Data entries

***

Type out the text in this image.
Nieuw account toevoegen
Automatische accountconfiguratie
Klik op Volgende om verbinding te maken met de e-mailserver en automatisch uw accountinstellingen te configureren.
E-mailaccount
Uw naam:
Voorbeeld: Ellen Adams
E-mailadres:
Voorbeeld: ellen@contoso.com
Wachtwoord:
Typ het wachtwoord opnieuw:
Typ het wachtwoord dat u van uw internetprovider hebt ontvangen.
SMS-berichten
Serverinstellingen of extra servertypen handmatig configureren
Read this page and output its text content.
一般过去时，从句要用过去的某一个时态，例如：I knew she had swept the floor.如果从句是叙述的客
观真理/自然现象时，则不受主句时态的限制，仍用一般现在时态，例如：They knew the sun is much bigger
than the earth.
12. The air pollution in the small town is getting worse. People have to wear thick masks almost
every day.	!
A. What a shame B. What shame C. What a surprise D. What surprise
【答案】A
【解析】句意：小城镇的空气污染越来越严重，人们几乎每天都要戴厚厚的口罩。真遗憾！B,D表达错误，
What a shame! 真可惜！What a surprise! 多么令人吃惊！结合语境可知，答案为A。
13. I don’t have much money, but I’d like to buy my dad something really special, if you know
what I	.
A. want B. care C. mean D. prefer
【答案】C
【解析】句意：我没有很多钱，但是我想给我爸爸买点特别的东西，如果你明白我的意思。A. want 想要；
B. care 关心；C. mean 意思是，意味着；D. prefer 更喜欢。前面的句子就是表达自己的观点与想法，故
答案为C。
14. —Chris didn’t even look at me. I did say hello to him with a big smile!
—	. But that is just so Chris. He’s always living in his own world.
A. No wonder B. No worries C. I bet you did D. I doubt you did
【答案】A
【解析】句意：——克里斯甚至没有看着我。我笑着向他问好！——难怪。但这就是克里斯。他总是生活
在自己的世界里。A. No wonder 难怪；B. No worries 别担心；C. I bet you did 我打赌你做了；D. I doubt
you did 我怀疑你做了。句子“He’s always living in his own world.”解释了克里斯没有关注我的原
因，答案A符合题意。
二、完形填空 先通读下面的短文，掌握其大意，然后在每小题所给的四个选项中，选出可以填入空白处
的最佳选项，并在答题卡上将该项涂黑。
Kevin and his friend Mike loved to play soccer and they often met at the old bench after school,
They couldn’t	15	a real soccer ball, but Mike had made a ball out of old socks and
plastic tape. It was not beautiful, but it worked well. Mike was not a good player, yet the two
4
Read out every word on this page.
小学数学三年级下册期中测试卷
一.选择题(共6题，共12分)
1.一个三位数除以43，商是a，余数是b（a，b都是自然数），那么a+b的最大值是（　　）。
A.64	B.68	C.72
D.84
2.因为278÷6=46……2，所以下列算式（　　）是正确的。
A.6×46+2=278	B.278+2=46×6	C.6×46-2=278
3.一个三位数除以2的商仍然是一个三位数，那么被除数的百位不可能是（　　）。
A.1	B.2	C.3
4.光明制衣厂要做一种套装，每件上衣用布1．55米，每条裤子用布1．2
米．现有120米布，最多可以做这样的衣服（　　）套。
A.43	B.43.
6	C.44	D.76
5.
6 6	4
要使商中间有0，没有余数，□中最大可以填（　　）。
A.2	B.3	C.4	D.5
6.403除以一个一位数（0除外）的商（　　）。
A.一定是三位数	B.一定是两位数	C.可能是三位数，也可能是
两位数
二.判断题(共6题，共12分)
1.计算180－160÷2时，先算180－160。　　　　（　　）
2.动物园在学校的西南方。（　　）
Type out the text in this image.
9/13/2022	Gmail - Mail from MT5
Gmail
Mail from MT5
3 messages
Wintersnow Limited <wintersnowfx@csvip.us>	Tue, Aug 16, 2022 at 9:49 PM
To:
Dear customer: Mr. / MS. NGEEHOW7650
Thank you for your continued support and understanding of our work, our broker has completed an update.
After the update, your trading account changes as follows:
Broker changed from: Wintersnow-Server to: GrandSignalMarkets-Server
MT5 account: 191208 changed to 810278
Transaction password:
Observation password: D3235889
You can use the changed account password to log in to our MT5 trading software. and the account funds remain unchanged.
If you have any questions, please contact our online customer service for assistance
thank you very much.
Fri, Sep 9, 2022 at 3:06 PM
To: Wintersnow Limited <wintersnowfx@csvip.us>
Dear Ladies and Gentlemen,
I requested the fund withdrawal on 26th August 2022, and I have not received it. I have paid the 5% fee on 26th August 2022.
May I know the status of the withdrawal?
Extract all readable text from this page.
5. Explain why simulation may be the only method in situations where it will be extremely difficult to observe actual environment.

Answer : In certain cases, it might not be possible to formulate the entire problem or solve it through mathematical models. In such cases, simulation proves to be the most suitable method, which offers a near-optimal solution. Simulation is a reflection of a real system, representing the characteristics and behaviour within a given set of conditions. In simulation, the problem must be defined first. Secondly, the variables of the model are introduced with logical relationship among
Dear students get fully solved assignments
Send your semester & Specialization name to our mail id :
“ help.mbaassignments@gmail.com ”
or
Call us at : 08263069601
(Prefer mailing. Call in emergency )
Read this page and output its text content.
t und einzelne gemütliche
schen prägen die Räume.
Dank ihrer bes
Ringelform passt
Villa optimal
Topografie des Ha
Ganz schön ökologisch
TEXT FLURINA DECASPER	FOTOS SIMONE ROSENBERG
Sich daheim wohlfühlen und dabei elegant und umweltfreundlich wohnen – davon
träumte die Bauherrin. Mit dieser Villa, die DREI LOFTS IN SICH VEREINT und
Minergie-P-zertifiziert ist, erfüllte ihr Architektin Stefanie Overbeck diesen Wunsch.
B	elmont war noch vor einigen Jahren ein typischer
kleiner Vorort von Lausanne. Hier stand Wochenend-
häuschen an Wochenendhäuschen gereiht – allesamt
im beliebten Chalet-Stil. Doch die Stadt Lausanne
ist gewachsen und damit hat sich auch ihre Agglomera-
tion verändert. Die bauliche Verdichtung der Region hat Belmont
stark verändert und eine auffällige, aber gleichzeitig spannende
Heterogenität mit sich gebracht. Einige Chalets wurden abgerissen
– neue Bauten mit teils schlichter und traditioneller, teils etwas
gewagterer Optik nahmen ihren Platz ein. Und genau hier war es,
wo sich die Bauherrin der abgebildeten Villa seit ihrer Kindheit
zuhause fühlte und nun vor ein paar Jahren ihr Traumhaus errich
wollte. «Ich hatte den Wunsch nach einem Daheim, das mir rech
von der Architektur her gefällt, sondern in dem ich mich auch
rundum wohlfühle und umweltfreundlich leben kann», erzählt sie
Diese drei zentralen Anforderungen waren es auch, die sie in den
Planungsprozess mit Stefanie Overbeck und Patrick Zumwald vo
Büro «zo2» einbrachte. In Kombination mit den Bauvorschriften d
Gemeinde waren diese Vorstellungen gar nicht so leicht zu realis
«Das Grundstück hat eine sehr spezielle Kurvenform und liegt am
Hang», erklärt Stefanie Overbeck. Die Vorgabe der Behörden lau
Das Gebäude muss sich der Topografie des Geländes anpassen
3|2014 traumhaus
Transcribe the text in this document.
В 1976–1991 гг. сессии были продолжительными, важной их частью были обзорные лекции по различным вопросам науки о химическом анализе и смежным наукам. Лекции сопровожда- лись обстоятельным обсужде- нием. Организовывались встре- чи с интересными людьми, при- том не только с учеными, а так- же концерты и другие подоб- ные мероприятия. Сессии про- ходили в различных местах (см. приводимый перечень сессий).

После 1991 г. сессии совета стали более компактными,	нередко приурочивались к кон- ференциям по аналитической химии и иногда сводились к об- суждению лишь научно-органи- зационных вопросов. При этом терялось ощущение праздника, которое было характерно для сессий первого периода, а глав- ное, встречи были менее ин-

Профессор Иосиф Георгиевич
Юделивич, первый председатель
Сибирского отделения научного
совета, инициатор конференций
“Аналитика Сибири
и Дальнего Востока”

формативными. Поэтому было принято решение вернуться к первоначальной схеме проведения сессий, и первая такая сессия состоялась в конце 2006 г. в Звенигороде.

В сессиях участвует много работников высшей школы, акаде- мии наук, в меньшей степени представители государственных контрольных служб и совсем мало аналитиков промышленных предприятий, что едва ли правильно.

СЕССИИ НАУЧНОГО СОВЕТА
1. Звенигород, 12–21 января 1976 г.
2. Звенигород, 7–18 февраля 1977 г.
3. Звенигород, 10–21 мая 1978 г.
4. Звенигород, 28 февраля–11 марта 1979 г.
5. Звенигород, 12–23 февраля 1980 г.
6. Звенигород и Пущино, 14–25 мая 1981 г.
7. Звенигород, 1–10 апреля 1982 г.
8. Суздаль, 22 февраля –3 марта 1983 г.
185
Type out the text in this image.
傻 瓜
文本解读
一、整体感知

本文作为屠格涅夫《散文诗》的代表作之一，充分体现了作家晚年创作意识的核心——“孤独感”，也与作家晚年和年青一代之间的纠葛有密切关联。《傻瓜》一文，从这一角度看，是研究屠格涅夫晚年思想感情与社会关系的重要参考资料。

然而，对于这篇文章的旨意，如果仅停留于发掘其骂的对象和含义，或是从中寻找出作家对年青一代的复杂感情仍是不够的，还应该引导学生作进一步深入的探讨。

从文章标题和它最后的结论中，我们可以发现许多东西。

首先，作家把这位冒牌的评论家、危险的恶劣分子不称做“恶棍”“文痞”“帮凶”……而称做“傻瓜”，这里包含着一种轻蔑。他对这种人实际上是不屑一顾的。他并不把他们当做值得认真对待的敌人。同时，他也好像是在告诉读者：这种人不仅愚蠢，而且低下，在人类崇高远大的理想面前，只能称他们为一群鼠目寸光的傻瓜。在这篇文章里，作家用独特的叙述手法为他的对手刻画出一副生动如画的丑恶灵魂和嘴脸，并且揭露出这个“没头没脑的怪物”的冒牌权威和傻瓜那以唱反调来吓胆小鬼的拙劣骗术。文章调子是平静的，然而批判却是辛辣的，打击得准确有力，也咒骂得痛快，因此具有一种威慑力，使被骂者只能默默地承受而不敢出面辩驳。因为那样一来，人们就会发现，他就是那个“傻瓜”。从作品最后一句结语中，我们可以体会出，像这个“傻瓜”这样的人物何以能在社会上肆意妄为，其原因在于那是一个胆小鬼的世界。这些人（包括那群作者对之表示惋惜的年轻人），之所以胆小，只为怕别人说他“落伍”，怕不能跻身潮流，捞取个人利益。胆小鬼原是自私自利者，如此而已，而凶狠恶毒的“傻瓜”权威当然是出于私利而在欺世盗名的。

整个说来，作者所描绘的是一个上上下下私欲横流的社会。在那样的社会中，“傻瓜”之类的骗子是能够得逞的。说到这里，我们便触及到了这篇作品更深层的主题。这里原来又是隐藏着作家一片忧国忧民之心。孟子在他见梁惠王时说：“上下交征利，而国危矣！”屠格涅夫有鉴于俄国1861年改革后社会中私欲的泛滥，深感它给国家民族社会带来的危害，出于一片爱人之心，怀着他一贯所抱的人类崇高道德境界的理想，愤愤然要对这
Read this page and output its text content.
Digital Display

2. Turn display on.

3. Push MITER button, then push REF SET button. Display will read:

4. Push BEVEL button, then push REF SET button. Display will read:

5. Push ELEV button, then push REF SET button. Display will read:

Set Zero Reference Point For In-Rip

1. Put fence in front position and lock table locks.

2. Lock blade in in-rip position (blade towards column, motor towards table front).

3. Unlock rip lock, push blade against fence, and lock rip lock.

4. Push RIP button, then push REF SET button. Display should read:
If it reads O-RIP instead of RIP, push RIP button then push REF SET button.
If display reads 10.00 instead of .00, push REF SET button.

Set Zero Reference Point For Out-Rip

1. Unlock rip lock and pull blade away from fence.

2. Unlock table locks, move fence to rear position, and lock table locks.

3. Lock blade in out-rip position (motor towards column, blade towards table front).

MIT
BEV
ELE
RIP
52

***

*WHAT YOU HAVE TO DO*.
Identify each line in the entries with the word "Limited" and copy it.

*SOLUTION FOR THIS EXERCISE*.
Wintersnow Limited <wintersnowfx@csvip.us>	Tue, Aug 16, 2022 at 9:49 PM
To: Wintersnow Limited <wintersnowfx@csvip.us>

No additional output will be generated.